INFORMATION PROVIDED
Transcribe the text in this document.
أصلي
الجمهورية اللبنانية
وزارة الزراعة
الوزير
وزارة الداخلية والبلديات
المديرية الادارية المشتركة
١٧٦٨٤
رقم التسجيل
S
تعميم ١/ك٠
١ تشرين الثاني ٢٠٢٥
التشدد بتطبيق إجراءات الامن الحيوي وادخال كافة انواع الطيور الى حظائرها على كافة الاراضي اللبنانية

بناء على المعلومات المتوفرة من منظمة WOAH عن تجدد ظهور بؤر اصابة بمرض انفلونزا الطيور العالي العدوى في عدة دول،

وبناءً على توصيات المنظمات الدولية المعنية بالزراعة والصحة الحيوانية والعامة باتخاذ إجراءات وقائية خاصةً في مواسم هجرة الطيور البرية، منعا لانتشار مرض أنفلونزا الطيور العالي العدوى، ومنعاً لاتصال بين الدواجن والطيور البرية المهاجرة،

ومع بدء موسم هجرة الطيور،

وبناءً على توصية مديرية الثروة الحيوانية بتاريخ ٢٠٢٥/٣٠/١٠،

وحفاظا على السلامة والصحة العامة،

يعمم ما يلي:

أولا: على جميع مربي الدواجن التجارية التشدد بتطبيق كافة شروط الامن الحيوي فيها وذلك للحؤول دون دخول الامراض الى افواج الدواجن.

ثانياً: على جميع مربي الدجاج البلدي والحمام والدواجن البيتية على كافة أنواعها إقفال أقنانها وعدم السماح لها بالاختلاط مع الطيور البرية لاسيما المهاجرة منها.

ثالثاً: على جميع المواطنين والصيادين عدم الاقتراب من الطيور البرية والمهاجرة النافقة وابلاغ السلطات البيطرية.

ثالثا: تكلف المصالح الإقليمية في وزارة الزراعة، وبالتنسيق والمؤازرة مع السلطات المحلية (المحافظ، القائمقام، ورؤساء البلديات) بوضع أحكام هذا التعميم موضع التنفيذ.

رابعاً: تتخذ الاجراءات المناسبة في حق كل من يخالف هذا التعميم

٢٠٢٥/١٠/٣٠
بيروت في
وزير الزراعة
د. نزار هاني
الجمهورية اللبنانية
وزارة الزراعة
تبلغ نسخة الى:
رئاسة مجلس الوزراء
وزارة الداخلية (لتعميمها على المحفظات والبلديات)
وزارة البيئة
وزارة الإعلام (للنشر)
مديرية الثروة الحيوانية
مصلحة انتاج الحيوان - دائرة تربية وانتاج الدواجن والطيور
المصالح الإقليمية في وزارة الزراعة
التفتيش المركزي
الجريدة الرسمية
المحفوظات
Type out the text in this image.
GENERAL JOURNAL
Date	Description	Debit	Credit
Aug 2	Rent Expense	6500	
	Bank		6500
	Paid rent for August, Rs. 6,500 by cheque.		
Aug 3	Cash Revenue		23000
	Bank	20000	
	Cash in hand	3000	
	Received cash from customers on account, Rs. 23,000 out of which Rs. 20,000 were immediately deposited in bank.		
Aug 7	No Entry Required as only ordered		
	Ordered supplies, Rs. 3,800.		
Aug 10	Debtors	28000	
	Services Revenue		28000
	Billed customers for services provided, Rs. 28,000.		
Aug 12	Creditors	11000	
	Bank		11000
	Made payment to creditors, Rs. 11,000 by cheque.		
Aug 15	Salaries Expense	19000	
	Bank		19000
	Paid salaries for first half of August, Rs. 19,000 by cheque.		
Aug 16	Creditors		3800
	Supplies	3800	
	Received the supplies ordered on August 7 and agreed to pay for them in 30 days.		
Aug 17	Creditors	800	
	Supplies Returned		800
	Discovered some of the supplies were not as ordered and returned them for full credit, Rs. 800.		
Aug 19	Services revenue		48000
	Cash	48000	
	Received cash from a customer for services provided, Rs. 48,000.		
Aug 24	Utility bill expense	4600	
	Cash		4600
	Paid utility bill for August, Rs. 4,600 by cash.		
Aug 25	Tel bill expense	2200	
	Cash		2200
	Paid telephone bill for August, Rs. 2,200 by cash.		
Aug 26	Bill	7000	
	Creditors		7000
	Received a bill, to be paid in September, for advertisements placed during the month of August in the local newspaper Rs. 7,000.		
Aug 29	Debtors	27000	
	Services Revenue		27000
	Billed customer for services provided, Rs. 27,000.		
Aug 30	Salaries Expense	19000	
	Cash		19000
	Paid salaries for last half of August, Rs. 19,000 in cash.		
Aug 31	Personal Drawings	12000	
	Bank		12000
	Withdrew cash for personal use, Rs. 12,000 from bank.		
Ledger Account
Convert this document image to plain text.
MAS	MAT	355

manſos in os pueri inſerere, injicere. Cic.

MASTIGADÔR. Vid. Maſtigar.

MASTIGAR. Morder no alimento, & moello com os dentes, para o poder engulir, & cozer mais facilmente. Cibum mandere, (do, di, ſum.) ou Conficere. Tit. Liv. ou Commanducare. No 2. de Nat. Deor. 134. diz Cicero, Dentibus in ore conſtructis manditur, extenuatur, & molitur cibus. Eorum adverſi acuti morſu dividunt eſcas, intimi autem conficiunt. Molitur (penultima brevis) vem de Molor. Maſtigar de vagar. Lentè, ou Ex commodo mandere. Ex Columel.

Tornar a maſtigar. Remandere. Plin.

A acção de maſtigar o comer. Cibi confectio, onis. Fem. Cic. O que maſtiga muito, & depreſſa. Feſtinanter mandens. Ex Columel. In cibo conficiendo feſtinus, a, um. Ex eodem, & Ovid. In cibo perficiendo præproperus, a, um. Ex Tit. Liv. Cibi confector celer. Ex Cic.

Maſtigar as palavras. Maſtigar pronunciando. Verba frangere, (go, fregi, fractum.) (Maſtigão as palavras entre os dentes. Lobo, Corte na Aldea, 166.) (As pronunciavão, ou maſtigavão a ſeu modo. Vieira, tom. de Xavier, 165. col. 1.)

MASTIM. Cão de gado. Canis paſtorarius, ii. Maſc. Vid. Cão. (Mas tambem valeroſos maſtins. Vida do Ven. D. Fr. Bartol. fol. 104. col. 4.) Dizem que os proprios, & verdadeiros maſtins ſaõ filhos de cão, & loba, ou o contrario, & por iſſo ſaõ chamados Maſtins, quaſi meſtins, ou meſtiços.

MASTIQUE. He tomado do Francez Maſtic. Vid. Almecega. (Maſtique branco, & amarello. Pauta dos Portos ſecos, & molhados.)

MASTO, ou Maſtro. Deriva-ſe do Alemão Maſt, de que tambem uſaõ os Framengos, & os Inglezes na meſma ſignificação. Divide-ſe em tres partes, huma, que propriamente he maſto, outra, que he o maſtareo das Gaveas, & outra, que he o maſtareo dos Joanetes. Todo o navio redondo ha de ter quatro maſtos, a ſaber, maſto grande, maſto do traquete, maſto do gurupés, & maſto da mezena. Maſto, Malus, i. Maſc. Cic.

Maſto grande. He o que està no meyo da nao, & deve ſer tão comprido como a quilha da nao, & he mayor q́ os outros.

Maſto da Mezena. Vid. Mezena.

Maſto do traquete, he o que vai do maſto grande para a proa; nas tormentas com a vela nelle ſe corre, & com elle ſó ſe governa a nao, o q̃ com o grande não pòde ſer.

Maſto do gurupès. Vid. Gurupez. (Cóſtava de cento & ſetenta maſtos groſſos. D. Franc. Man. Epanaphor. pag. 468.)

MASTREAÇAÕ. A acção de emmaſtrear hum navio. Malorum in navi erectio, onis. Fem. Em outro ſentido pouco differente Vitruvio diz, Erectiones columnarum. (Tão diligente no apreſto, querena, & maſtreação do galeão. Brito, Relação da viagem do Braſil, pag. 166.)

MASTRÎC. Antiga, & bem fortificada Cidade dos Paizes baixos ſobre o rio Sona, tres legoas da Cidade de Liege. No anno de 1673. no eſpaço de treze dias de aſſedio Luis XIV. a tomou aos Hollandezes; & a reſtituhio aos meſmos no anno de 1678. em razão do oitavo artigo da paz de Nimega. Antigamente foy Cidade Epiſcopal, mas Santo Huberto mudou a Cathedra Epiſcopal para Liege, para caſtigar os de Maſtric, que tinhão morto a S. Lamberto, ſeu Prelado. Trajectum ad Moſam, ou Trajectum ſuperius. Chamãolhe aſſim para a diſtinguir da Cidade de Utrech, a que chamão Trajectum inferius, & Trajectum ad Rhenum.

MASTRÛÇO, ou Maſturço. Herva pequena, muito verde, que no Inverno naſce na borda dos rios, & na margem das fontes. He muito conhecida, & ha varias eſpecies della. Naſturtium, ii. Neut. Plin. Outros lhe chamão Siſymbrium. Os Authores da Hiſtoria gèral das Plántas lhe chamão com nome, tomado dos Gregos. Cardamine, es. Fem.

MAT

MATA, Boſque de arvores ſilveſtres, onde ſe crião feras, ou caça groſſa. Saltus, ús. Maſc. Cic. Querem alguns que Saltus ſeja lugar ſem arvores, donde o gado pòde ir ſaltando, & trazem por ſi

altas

WHAT IS BEING ASKED
Extract every line containing the string "بتطبيق" from the data above.

CORRECT RESULT
التشدد بتطبيق إجراءات الامن الحيوي وادخال كافة انواع الطيور الى حظائرها على كافة الاراضي اللبنانية
أولا: على جميع مربي الدواجن التجارية التشدد بتطبيق كافة شروط الامن الحيوي فيها وذلك للحؤول دون دخول الامراض الى افواج الدواجن.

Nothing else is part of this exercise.